┌─ Listing
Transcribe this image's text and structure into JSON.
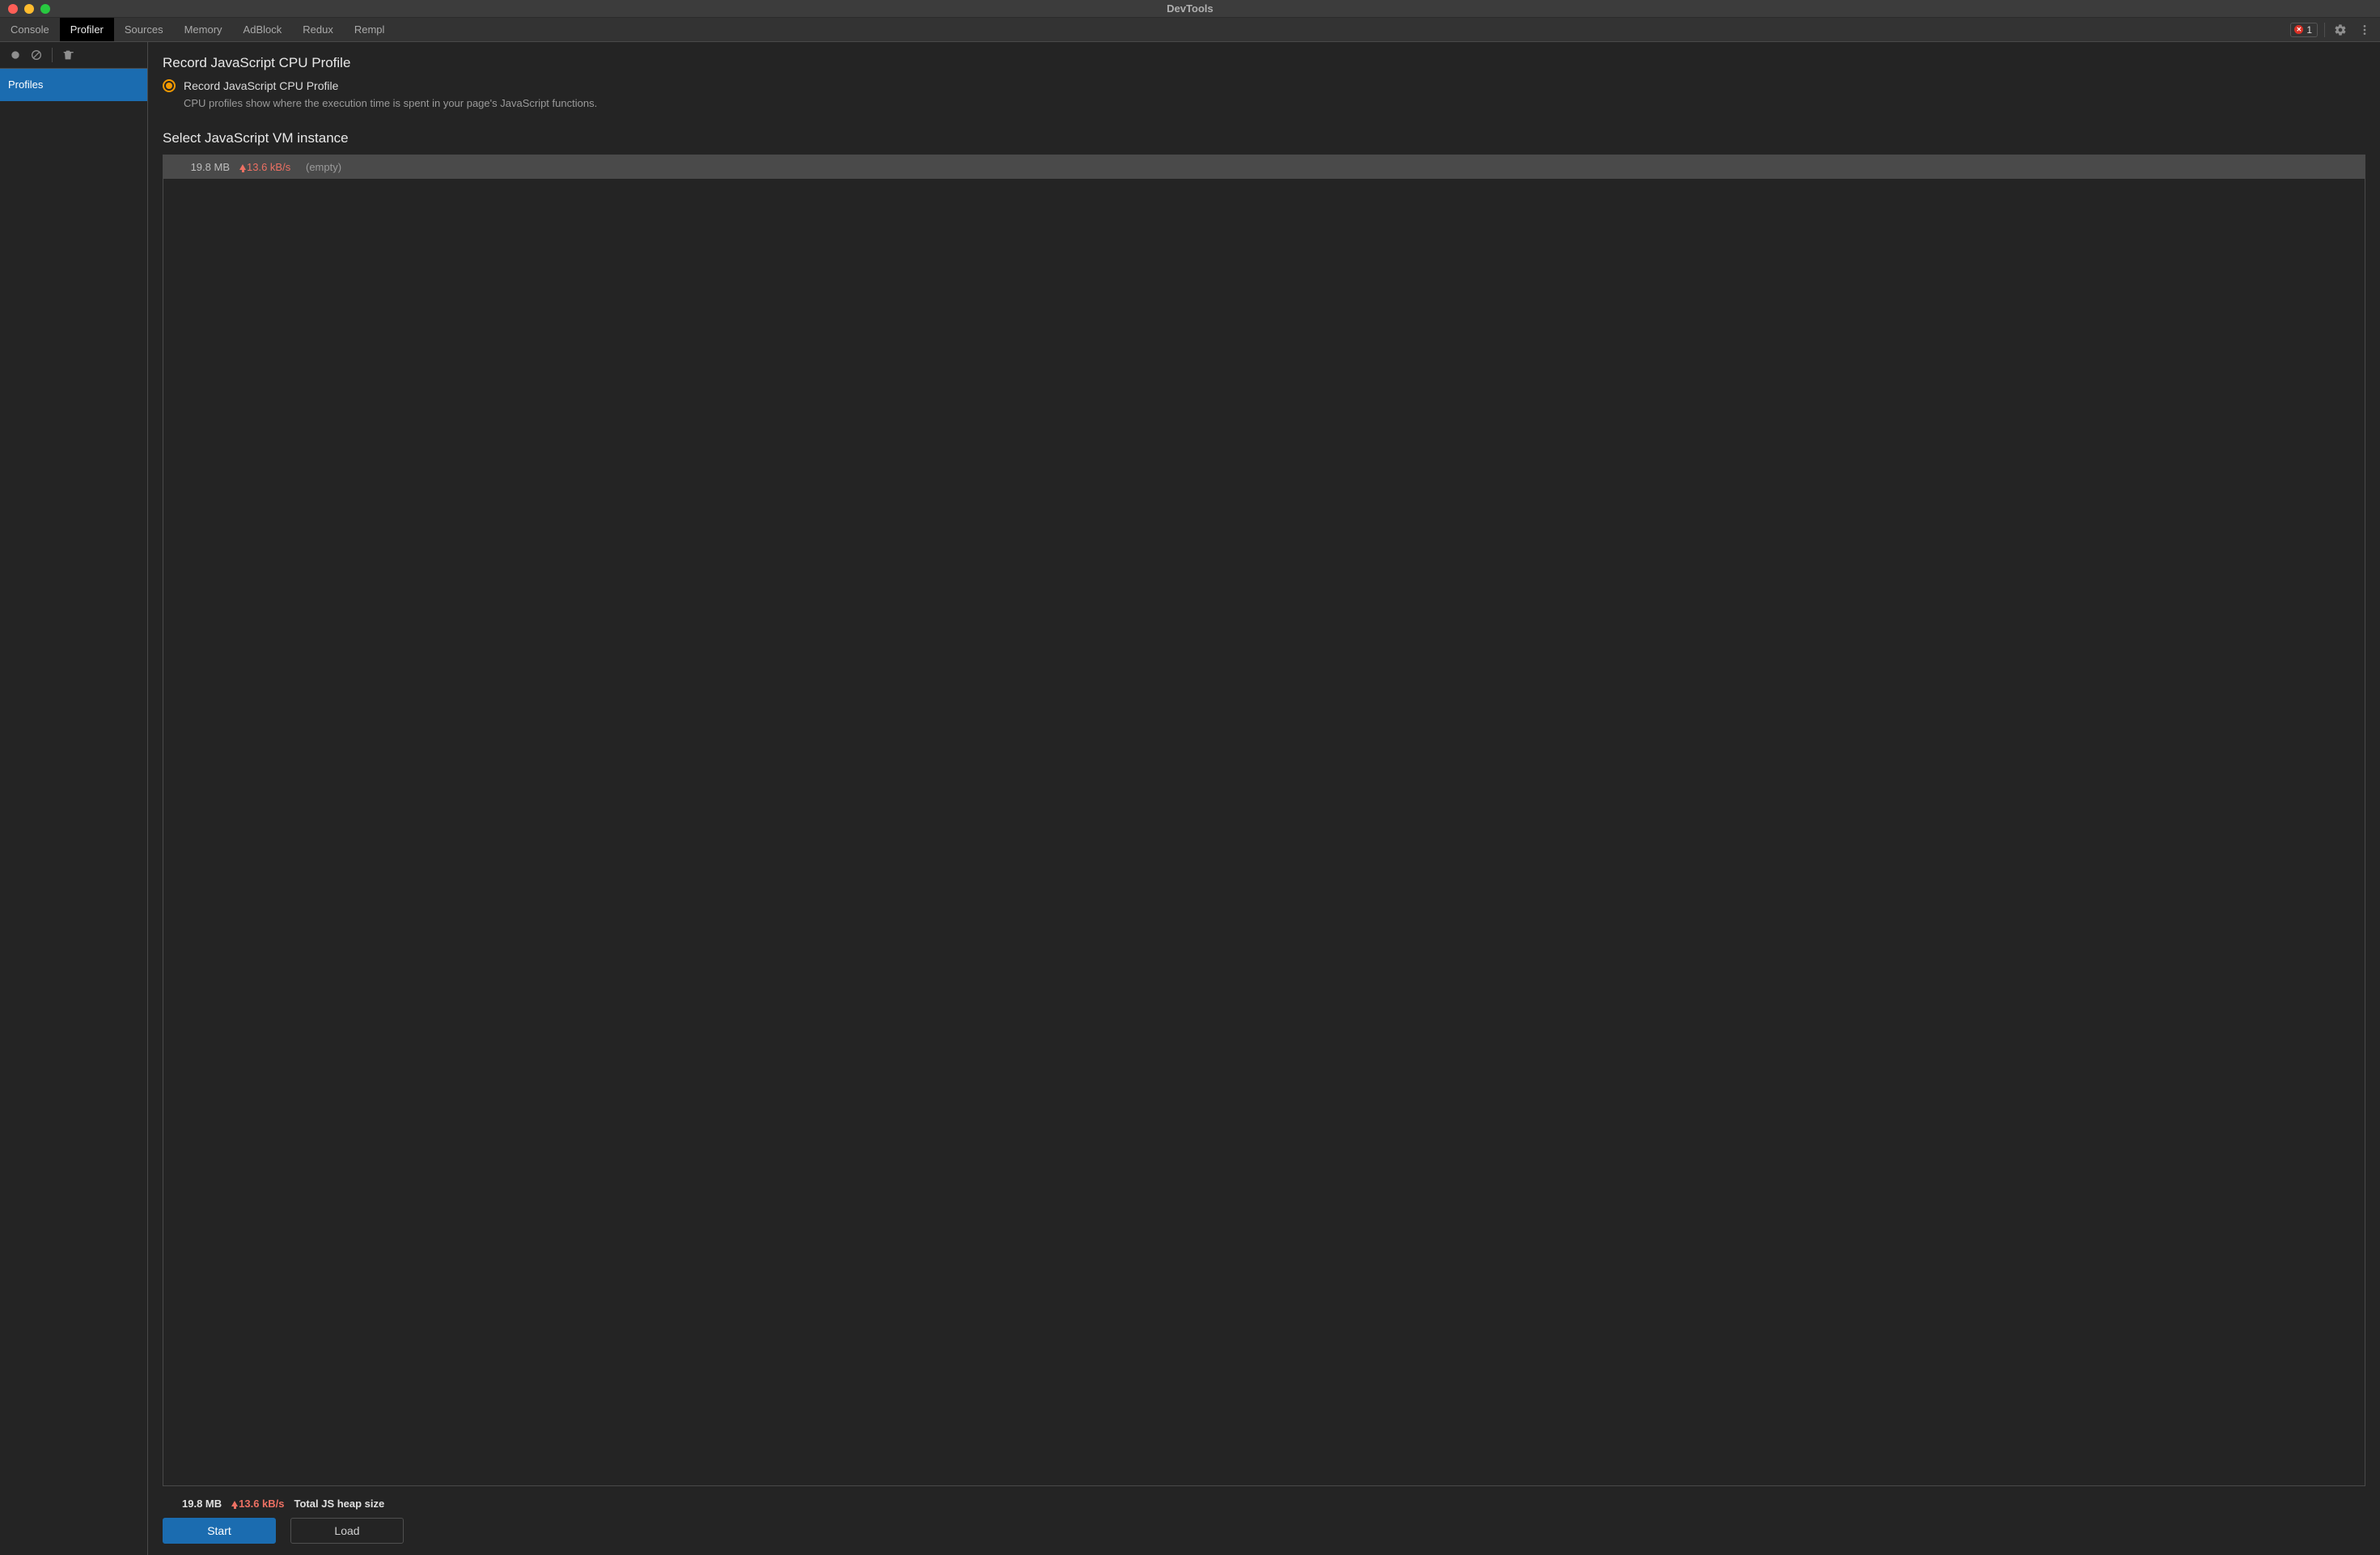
{
  "window": {
    "title": "DevTools"
  },
  "tabs": [
    {
      "label": "Console",
      "active": false
    },
    {
      "label": "Profiler",
      "active": true
    },
    {
      "label": "Sources",
      "active": false
    },
    {
      "label": "Memory",
      "active": false
    },
    {
      "label": "AdBlock",
      "active": false
    },
    {
      "label": "Redux",
      "active": false
    },
    {
      "label": "Rempl",
      "active": false
    }
  ],
  "toolbar_right": {
    "error_count": "1"
  },
  "sidebar": {
    "items": [
      {
        "label": "Profiles",
        "selected": true
      }
    ]
  },
  "profiler": {
    "section1_title": "Record JavaScript CPU Profile",
    "radio_label": "Record JavaScript CPU Profile",
    "radio_desc": "CPU profiles show where the execution time is spent in your page's JavaScript functions.",
    "section2_title": "Select JavaScript VM instance",
    "vm_instances": [
      {
        "heap": "19.8 MB",
        "rate": "13.6 kB/s",
        "name": "(empty)"
      }
    ],
    "footer": {
      "heap": "19.8 MB",
      "rate": "13.6 kB/s",
      "label": "Total JS heap size"
    },
    "buttons": {
      "start": "Start",
      "load": "Load"
    }
  }
}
└─
## [Set problem]
Give back the whole listing as it stands, minus its pictures.

## [Response to this exercise]
Transcribe this image's text and structure into JSON.
{
  "window": {
    "title": "DevTools"
  },
  "tabs": [
    {
      "label": "Console",
      "active": false
    },
    {
      "label": "Profiler",
      "active": true
    },
    {
      "label": "Sources",
      "active": false
    },
    {
      "label": "Memory",
      "active": false
    },
    {
      "label": "AdBlock",
      "active": false
    },
    {
      "label": "Redux",
      "active": false
    },
    {
      "label": "Rempl",
      "active": false
    }
  ],
  "toolbar_right": {
    "error_count": "1"
  },
  "sidebar": {
    "items": [
      {
        "label": "Profiles",
        "selected": true
      }
    ]
  },
  "profiler": {
    "section1_title": "Record JavaScript CPU Profile",
    "radio_label": "Record JavaScript CPU Profile",
    "radio_desc": "CPU profiles show where the execution time is spent in your page's JavaScript functions.",
    "section2_title": "Select JavaScript VM instance",
    "vm_instances": [
      {
        "heap": "19.8 MB",
        "rate": "13.6 kB/s",
        "name": "(empty)"
      }
    ],
    "footer": {
      "heap": "19.8 MB",
      "rate": "13.6 kB/s",
      "label": "Total JS heap size"
    },
    "buttons": {
      "start": "Start",
      "load": "Load"
    }
  }
}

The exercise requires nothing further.